INSTRUCTION
Pull every "object" line out of the data below.

════

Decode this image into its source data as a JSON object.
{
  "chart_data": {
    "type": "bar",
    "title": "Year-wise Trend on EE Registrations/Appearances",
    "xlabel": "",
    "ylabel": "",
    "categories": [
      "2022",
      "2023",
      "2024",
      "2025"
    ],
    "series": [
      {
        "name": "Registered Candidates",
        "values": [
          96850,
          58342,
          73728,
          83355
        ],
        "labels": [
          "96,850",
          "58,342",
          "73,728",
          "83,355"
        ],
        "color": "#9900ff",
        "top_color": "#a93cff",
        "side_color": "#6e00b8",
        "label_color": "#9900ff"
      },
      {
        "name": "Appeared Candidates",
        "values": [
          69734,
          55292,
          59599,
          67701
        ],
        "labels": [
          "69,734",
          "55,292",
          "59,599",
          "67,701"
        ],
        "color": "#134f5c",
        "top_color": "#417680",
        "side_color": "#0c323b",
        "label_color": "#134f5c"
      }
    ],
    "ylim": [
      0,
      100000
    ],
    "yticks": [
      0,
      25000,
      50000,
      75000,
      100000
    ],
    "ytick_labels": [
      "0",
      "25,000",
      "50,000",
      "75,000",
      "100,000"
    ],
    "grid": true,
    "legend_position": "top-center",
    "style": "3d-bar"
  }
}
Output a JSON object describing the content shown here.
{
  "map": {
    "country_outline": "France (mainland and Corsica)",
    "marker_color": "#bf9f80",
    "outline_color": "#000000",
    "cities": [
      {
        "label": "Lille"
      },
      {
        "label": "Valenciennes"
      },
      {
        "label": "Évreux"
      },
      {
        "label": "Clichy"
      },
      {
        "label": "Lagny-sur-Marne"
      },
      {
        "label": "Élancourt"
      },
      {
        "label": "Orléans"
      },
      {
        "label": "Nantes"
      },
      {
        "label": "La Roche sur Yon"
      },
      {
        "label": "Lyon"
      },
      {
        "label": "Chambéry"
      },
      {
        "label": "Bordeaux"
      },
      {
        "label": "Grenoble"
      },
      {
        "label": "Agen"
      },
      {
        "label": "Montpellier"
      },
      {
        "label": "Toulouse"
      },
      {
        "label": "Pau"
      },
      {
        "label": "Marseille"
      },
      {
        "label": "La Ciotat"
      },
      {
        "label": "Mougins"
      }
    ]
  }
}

════

RESULT FOR THIS EXERCISE
Decode this image into its source data as a JSON object.
Output a JSON object describing the content shown here.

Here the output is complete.